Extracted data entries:
>>>>

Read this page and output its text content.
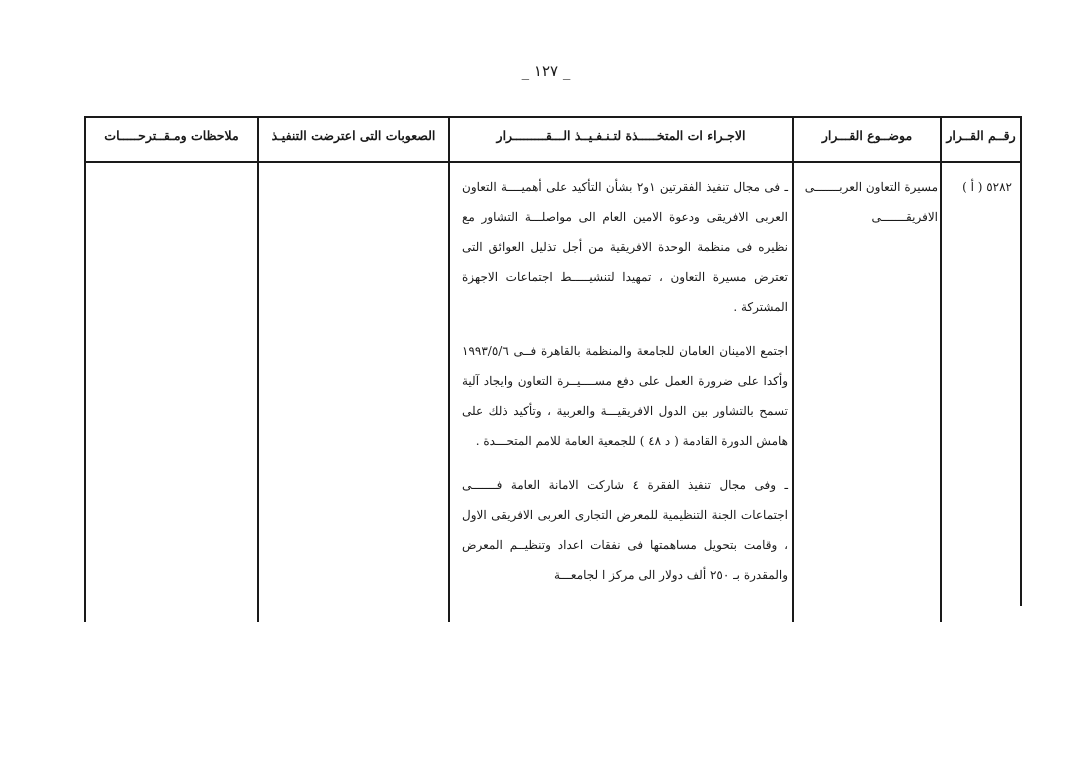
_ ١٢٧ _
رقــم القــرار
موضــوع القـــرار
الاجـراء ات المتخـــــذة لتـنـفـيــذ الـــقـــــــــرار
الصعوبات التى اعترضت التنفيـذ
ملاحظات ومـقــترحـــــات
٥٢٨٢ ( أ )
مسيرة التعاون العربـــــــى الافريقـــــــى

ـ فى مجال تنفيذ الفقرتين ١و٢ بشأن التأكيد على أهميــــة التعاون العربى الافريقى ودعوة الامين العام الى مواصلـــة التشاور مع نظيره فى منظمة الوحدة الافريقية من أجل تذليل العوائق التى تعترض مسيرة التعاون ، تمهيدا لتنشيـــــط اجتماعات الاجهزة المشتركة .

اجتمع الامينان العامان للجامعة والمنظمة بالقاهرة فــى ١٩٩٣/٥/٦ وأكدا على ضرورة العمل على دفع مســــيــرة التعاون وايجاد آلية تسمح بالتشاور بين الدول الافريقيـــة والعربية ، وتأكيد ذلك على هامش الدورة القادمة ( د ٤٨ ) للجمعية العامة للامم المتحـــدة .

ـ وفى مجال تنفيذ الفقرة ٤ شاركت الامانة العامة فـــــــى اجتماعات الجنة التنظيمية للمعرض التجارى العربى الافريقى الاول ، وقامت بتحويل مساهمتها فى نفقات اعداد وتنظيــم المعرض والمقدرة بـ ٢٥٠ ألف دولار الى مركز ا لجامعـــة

<<<<

_INSTRUCTION_:
Transcribe all the data word for word; the images stay out.

_COMPLETE RESPONSE_:
Read this page and output its text content.
_ ١٢٧ _
رقــم القــرار
موضــوع القـــرار
الاجـراء ات المتخـــــذة لتـنـفـيــذ الـــقـــــــــرار
الصعوبات التى اعترضت التنفيـذ
ملاحظات ومـقــترحـــــات
٥٢٨٢ ( أ )
مسيرة التعاون العربـــــــى الافريقـــــــى

ـ فى مجال تنفيذ الفقرتين ١و٢ بشأن التأكيد على أهميــــة التعاون العربى الافريقى ودعوة الامين العام الى مواصلـــة التشاور مع نظيره فى منظمة الوحدة الافريقية من أجل تذليل العوائق التى تعترض مسيرة التعاون ، تمهيدا لتنشيـــــط اجتماعات الاجهزة المشتركة .

اجتمع الامينان العامان للجامعة والمنظمة بالقاهرة فــى ١٩٩٣/٥/٦ وأكدا على ضرورة العمل على دفع مســــيــرة التعاون وايجاد آلية تسمح بالتشاور بين الدول الافريقيـــة والعربية ، وتأكيد ذلك على هامش الدورة القادمة ( د ٤٨ ) للجمعية العامة للامم المتحـــدة .

ـ وفى مجال تنفيذ الفقرة ٤ شاركت الامانة العامة فـــــــى اجتماعات الجنة التنظيمية للمعرض التجارى العربى الافريقى الاول ، وقامت بتحويل مساهمتها فى نفقات اعداد وتنظيــم المعرض والمقدرة بـ ٢٥٠ ألف دولار الى مركز ا لجامعـــة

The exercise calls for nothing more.